**Given request**: Transcribe each entry below exactly. Pictures do not go in the copy.

**Entries**:
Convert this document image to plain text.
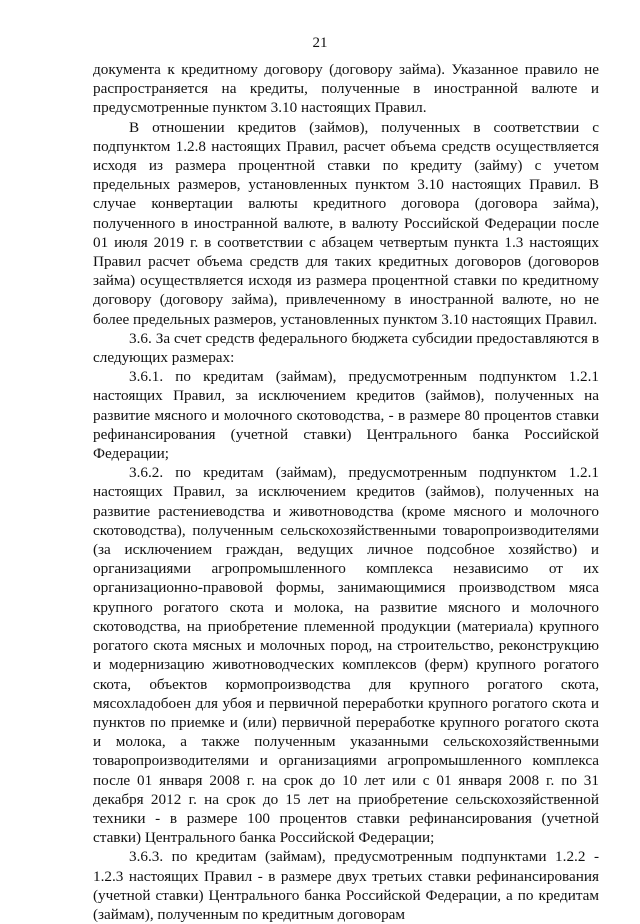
21

документа к кредитному договору (договору займа). Указанное правило не распространяется на кредиты, полученные в иностранной валюте и предусмотренные пунктом 3.10 настоящих Правил.

В отношении кредитов (займов), полученных в соответствии с подпунктом 1.2.8 настоящих Правил, расчет объема средств осуществляется исходя из размера процентной ставки по кредиту (займу) с учетом предельных размеров, установленных пунктом 3.10 настоящих Правил. В случае конвертации валюты кредитного договора (договора займа), полученного в иностранной валюте, в валюту Российской Федерации после 01 июля 2019 г. в соответствии с абзацем четвертым пункта 1.3 настоящих Правил расчет объема средств для таких кредитных договоров (договоров займа) осуществляется исходя из размера процентной ставки по кредитному договору (договору займа), привлеченному в иностранной валюте, но не более предельных размеров, установленных пунктом 3.10 настоящих Правил.

3.6. За счет средств федерального бюджета субсидии предоставляются в следующих размерах:

3.6.1. по кредитам (займам), предусмотренным подпунктом 1.2.1 настоящих Правил, за исключением кредитов (займов), полученных на развитие мясного и молочного скотоводства, - в размере 80 процентов ставки рефинансирования (учетной ставки) Центрального банка Российской Федерации;

3.6.2. по кредитам (займам), предусмотренным подпунктом 1.2.1 настоящих Правил, за исключением кредитов (займов), полученных на развитие растениеводства и животноводства (кроме мясного и молочного скотоводства), полученным сельскохозяйственными товаропроизводителями (за исключением граждан, ведущих личное подсобное хозяйство) и организациями агропромышленного комплекса независимо от их организационно-правовой формы, занимающимися производством мяса крупного рогатого скота и молока, на развитие мясного и молочного скотоводства, на приобретение племенной продукции (материала) крупного рогатого скота мясных и молочных пород, на строительство, реконструкцию и модернизацию животноводческих комплексов (ферм) крупного рогатого скота, объектов кормопроизводства для крупного рогатого скота, мясохладобоен для убоя и первичной переработки крупного рогатого скота и пунктов по приемке и (или) первичной переработке крупного рогатого скота и молока, а также полученным указанными сельскохозяйственными товаропроизводителями и организациями агропромышленного комплекса после 01 января 2008 г. на срок до 10 лет или с 01 января 2008 г. по 31 декабря 2012 г. на срок до 15 лет на приобретение сельскохозяйственной техники - в размере 100 процентов ставки рефинансирования (учетной ставки) Центрального банка Российской Федерации;

3.6.3. по кредитам (займам), предусмотренным подпунктами 1.2.2 - 1.2.3 настоящих Правил - в размере двух третьих ставки рефинансирования (учетной ставки) Центрального банка Российской Федерации, а по кредитам (займам), полученным по кредитным договорам
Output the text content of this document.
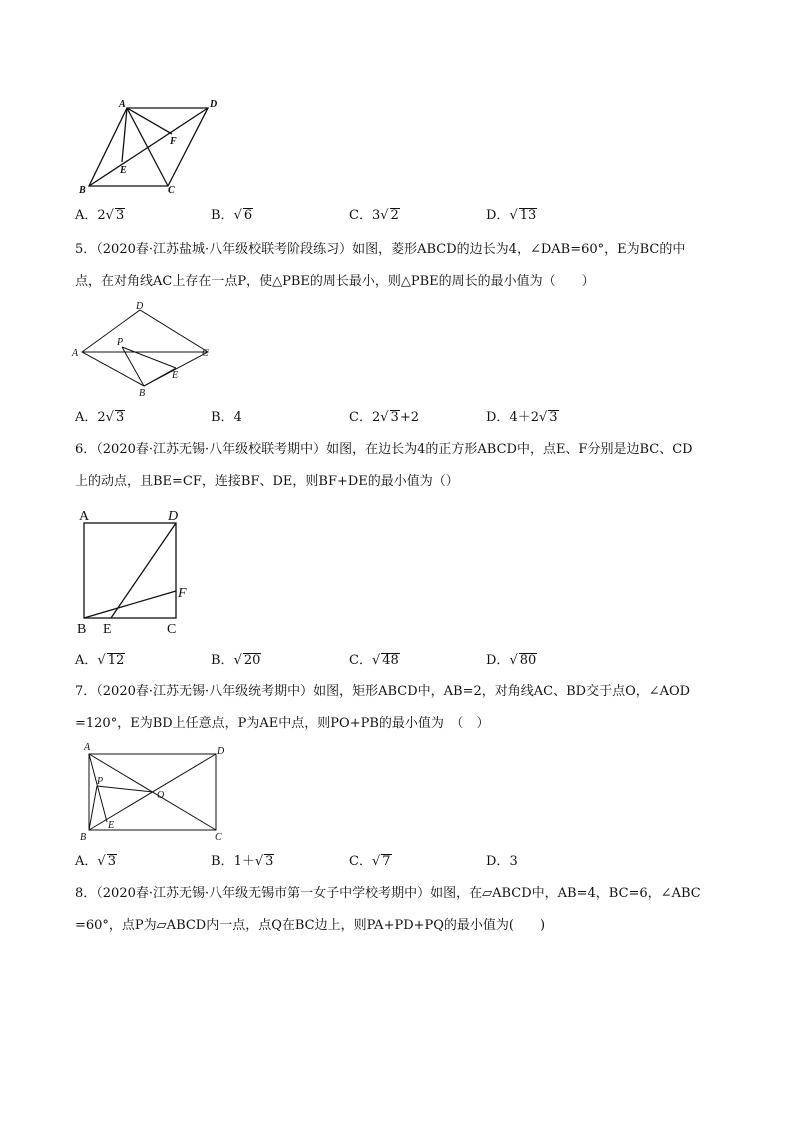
A	D
F
E
B	C
A．2√ 3	B．√ 6	C．3√ 2	D．√ 13
5．（2020春·江苏盐城·八年级校联考阶段练习）如图，菱形ABCD的边长为4，∠DAB=60°，E为BC的中
点，在对角线AC上存在一点P，使△PBE的周长最小，则△PBE的周长的最小值为（　　）
D
A
P
C
E
B
A．2√ 3	B．4	C．2√ 3+2	D．4＋2√ 3
6．（2020春·江苏无锡·八年级校联考期中）如图，在边长为4的正方形ABCD中，点E、F分别是边BC、CD
上的动点，且BE=CF，连接BF、DE，则BF+DE的最小值为（）
A	D
F
B E	C
A．√ 12	B．√ 20	C．√ 48	D．√ 80
7．（2020春·江苏无锡·八年级统考期中）如图，矩形ABCD中，AB=2，对角线AC、BD交于点O，∠AOD
=120°，E为BD上任意点，P为AE中点，则PO+PB的最小值为　（　）
A	D
P
O
E
B	C
A．√ 3	B．1＋√ 3	C．√ 7	D．3
8．（2020春·江苏无锡·八年级无锡市第一女子中学校考期中）如图，在▱ABCD中，AB=4，BC=6，∠ABC
=60°，点P为▱ABCD内一点，点Q在BC边上，则PA+PD+PQ的最小值为(　　)
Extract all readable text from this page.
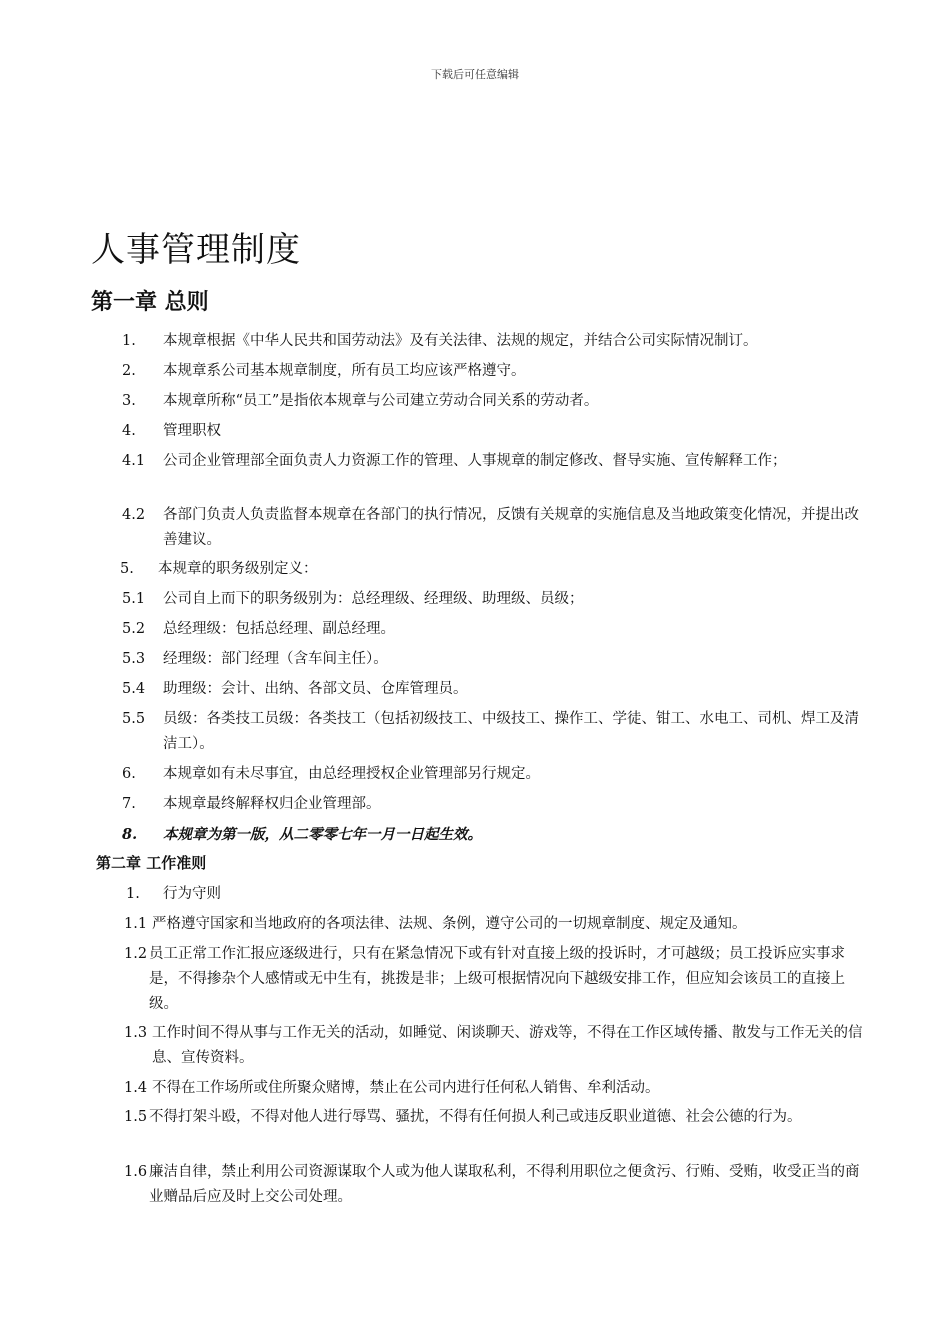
下载后可任意编辑
人事管理制度
第一章 总则
1. 本规章根据《中华人民共和国劳动法》及有关法律、法规的规定，并结合公司实际情况制订。
2. 本规章系公司基本规章制度，所有员工均应该严格遵守。
3. 本规章所称“员工”是指依本规章与公司建立劳动合同关系的劳动者。
4. 管理职权
4.1 公司企业管理部全面负责人力资源工作的管理、人事规章的制定修改、督导实施、宣传解释工作；
4.2 各部门负责人负责监督本规章在各部门的执行情况，反馈有关规章的实施信息及当地政策变化情况，并提出改善建议。
5. 本规章的职务级别定义：
5.1 公司自上而下的职务级别为：总经理级、经理级、助理级、员级；
5.2 总经理级：包括总经理、副总经理。
5.3 经理级：部门经理（含车间主任）。
5.4 助理级：会计、出纳、各部文员、仓库管理员。
5.5 员级：各类技工员级：各类技工（包括初级技工、中级技工、操作工、学徒、钳工、水电工、司机、焊工及清洁工）。
6. 本规章如有未尽事宜，由总经理授权企业管理部另行规定。
7. 本规章最终解释权归企业管理部。
8. 本规章为第一版，从二零零七年一月一日起生效。
第二章 工作准则
1. 行为守则
1.1 严格遵守国家和当地政府的各项法律、法规、条例，遵守公司的一切规章制度、规定及通知。
1.2 员工正常工作汇报应逐级进行，只有在紧急情况下或有针对直接上级的投诉时，才可越级；员工投诉应实事求是，不得掺杂个人感情或无中生有，挑拨是非；上级可根据情况向下越级安排工作，但应知会该员工的直接上级。
1.3 工作时间不得从事与工作无关的活动，如睡觉、闲谈聊天、游戏等，不得在工作区域传播、散发与工作无关的信息、宣传资料。
1.4 不得在工作场所或住所聚众赌博，禁止在公司内进行任何私人销售、牟利活动。
1.5 不得打架斗殴，不得对他人进行辱骂、骚扰，不得有任何损人利己或违反职业道德、社会公德的行为。
1.6 廉洁自律，禁止利用公司资源谋取个人或为他人谋取私利，不得利用职位之便贪污、行贿、受贿，收受正当的商业赠品后应及时上交公司处理。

**Result for this exercise**:
Convert this document image to plain text.
21

документа к кредитному договору (договору займа). Указанное правило не распространяется на кредиты, полученные в иностранной валюте и предусмотренные пунктом 3.10 настоящих Правил.

В отношении кредитов (займов), полученных в соответствии с подпунктом 1.2.8 настоящих Правил, расчет объема средств осуществляется исходя из размера процентной ставки по кредиту (займу) с учетом предельных размеров, установленных пунктом 3.10 настоящих Правил. В случае конвертации валюты кредитного договора (договора займа), полученного в иностранной валюте, в валюту Российской Федерации после 01 июля 2019 г. в соответствии с абзацем четвертым пункта 1.3 настоящих Правил расчет объема средств для таких кредитных договоров (договоров займа) осуществляется исходя из размера процентной ставки по кредитному договору (договору займа), привлеченному в иностранной валюте, но не более предельных размеров, установленных пунктом 3.10 настоящих Правил.

3.6. За счет средств федерального бюджета субсидии предоставляются в следующих размерах:

3.6.1. по кредитам (займам), предусмотренным подпунктом 1.2.1 настоящих Правил, за исключением кредитов (займов), полученных на развитие мясного и молочного скотоводства, - в размере 80 процентов ставки рефинансирования (учетной ставки) Центрального банка Российской Федерации;

3.6.2. по кредитам (займам), предусмотренным подпунктом 1.2.1 настоящих Правил, за исключением кредитов (займов), полученных на развитие растениеводства и животноводства (кроме мясного и молочного скотоводства), полученным сельскохозяйственными товаропроизводителями (за исключением граждан, ведущих личное подсобное хозяйство) и организациями агропромышленного комплекса независимо от их организационно-правовой формы, занимающимися производством мяса крупного рогатого скота и молока, на развитие мясного и молочного скотоводства, на приобретение племенной продукции (материала) крупного рогатого скота мясных и молочных пород, на строительство, реконструкцию и модернизацию животноводческих комплексов (ферм) крупного рогатого скота, объектов кормопроизводства для крупного рогатого скота, мясохладобоен для убоя и первичной переработки крупного рогатого скота и пунктов по приемке и (или) первичной переработке крупного рогатого скота и молока, а также полученным указанными сельскохозяйственными товаропроизводителями и организациями агропромышленного комплекса после 01 января 2008 г. на срок до 10 лет или с 01 января 2008 г. по 31 декабря 2012 г. на срок до 15 лет на приобретение сельскохозяйственной техники - в размере 100 процентов ставки рефинансирования (учетной ставки) Центрального банка Российской Федерации;

3.6.3. по кредитам (займам), предусмотренным подпунктами 1.2.2 - 1.2.3 настоящих Правил - в размере двух третьих ставки рефинансирования (учетной ставки) Центрального банка Российской Федерации, а по кредитам (займам), полученным по кредитным договорам
Output the text content of this document.
A	D
F
E
B	C
A．2√ 3	B．√ 6	C．3√ 2	D．√ 13
5．（2020春·江苏盐城·八年级校联考阶段练习）如图，菱形ABCD的边长为4，∠DAB=60°，E为BC的中
点，在对角线AC上存在一点P，使△PBE的周长最小，则△PBE的周长的最小值为（　　）
D
A
P
C
E
B
A．2√ 3	B．4	C．2√ 3+2	D．4＋2√ 3
6．（2020春·江苏无锡·八年级校联考期中）如图，在边长为4的正方形ABCD中，点E、F分别是边BC、CD
上的动点，且BE=CF，连接BF、DE，则BF+DE的最小值为（）
A	D
F
B E	C
A．√ 12	B．√ 20	C．√ 48	D．√ 80
7．（2020春·江苏无锡·八年级统考期中）如图，矩形ABCD中，AB=2，对角线AC、BD交于点O，∠AOD
=120°，E为BD上任意点，P为AE中点，则PO+PB的最小值为　（　）
A	D
P
O
E
B	C
A．√ 3	B．1＋√ 3	C．√ 7	D．3
8．（2020春·江苏无锡·八年级无锡市第一女子中学校考期中）如图，在▱ABCD中，AB=4，BC=6，∠ABC
=60°，点P为▱ABCD内一点，点Q在BC边上，则PA+PD+PQ的最小值为(　　)
Extract all readable text from this page.
下载后可任意编辑
人事管理制度
第一章 总则
1. 本规章根据《中华人民共和国劳动法》及有关法律、法规的规定，并结合公司实际情况制订。
2. 本规章系公司基本规章制度，所有员工均应该严格遵守。
3. 本规章所称“员工”是指依本规章与公司建立劳动合同关系的劳动者。
4. 管理职权
4.1 公司企业管理部全面负责人力资源工作的管理、人事规章的制定修改、督导实施、宣传解释工作；
4.2 各部门负责人负责监督本规章在各部门的执行情况，反馈有关规章的实施信息及当地政策变化情况，并提出改善建议。
5. 本规章的职务级别定义：
5.1 公司自上而下的职务级别为：总经理级、经理级、助理级、员级；
5.2 总经理级：包括总经理、副总经理。
5.3 经理级：部门经理（含车间主任）。
5.4 助理级：会计、出纳、各部文员、仓库管理员。
5.5 员级：各类技工员级：各类技工（包括初级技工、中级技工、操作工、学徒、钳工、水电工、司机、焊工及清洁工）。
6. 本规章如有未尽事宜，由总经理授权企业管理部另行规定。
7. 本规章最终解释权归企业管理部。
8. 本规章为第一版，从二零零七年一月一日起生效。
第二章 工作准则
1. 行为守则
1.1 严格遵守国家和当地政府的各项法律、法规、条例，遵守公司的一切规章制度、规定及通知。
1.2 员工正常工作汇报应逐级进行，只有在紧急情况下或有针对直接上级的投诉时，才可越级；员工投诉应实事求是，不得掺杂个人感情或无中生有，挑拨是非；上级可根据情况向下越级安排工作，但应知会该员工的直接上级。
1.3 工作时间不得从事与工作无关的活动，如睡觉、闲谈聊天、游戏等，不得在工作区域传播、散发与工作无关的信息、宣传资料。
1.4 不得在工作场所或住所聚众赌博，禁止在公司内进行任何私人销售、牟利活动。
1.5 不得打架斗殴，不得对他人进行辱骂、骚扰，不得有任何损人利己或违反职业道德、社会公德的行为。
1.6 廉洁自律，禁止利用公司资源谋取个人或为他人谋取私利，不得利用职位之便贪污、行贿、受贿，收受正当的商业赠品后应及时上交公司处理。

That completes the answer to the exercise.